[EXERCISE DIRECTIONS]: Copy the records from their first line through the line containing "- data-point: [201, 258, 210, 267]", swapping every "timestamp" for "datetime" and keeping all else unchanged. Give only those lines.

═══ PROVIDED INFORMATION

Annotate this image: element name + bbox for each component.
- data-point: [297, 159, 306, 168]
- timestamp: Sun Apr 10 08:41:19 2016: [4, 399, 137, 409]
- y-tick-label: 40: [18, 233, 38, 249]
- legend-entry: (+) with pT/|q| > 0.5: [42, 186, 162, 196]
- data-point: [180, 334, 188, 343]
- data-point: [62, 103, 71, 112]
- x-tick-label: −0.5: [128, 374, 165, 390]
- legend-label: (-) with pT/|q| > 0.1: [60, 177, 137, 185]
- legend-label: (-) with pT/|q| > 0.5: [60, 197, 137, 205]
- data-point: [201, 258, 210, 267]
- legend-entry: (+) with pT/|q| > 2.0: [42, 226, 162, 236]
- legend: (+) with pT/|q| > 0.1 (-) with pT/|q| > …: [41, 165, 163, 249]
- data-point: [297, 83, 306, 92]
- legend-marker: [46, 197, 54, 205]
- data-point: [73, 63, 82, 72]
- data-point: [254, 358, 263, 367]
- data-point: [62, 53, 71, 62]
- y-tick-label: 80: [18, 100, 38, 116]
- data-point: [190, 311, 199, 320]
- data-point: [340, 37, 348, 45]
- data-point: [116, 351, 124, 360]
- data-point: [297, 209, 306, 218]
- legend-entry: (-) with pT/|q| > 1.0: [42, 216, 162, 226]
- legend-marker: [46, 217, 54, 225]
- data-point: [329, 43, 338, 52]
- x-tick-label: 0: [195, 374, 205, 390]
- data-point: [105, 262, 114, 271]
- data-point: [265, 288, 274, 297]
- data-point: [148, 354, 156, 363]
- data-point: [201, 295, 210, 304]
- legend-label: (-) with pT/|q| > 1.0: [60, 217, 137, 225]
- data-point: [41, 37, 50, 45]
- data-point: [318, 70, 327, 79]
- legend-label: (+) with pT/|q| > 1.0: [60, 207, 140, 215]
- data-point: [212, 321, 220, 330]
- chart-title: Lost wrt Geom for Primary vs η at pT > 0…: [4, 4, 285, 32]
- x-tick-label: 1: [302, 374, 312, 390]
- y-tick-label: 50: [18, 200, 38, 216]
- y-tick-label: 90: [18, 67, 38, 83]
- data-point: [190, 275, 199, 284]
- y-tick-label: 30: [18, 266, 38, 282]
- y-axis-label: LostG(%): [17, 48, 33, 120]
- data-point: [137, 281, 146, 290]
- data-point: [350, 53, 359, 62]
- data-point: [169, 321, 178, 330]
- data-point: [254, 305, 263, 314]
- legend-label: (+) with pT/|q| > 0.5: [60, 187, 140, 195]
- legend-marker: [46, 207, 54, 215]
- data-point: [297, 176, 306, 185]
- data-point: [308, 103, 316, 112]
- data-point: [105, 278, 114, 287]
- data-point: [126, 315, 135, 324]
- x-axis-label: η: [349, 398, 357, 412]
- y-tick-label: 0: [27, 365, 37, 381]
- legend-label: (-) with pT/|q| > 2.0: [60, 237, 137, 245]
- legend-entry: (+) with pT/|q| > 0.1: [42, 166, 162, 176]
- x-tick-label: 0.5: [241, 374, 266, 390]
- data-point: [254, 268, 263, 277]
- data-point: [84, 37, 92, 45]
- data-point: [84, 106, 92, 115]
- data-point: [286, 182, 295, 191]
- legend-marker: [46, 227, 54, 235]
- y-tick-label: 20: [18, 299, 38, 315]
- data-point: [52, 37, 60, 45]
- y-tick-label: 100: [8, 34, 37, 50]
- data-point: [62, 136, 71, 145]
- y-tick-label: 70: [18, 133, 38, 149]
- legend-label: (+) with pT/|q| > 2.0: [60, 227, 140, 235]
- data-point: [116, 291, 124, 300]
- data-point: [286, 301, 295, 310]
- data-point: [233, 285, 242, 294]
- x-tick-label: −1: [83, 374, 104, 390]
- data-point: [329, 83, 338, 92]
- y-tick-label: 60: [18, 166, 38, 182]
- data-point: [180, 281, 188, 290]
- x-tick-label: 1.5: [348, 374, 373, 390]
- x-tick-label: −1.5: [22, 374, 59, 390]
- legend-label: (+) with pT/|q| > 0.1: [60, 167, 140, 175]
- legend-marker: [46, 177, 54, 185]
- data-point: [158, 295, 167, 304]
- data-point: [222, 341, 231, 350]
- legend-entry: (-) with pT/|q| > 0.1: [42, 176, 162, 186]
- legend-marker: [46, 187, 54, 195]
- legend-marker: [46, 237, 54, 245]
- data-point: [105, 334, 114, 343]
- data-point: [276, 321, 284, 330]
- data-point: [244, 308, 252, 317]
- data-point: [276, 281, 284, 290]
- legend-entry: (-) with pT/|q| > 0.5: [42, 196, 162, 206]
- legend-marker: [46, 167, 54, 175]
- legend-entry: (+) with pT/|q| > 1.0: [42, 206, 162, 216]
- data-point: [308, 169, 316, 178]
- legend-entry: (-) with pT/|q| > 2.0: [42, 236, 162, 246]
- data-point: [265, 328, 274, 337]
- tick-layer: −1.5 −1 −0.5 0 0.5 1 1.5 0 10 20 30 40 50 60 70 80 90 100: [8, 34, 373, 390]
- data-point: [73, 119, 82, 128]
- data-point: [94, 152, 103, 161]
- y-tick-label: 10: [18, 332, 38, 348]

══════

[FINISHED ANSWER]:
Annotate this image: element name + bbox for each component.
- data-point: [297, 159, 306, 168]
- datetime: Sun Apr 10 08:41:19 2016: [4, 399, 137, 409]
- y-tick-label: 40: [18, 233, 38, 249]
- legend-entry: (+) with pT/|q| > 0.5: [42, 186, 162, 196]
- data-point: [180, 334, 188, 343]
- data-point: [62, 103, 71, 112]
- x-tick-label: −0.5: [128, 374, 165, 390]
- legend-label: (-) with pT/|q| > 0.1: [60, 177, 137, 185]
- legend-label: (-) with pT/|q| > 0.5: [60, 197, 137, 205]
- data-point: [201, 258, 210, 267]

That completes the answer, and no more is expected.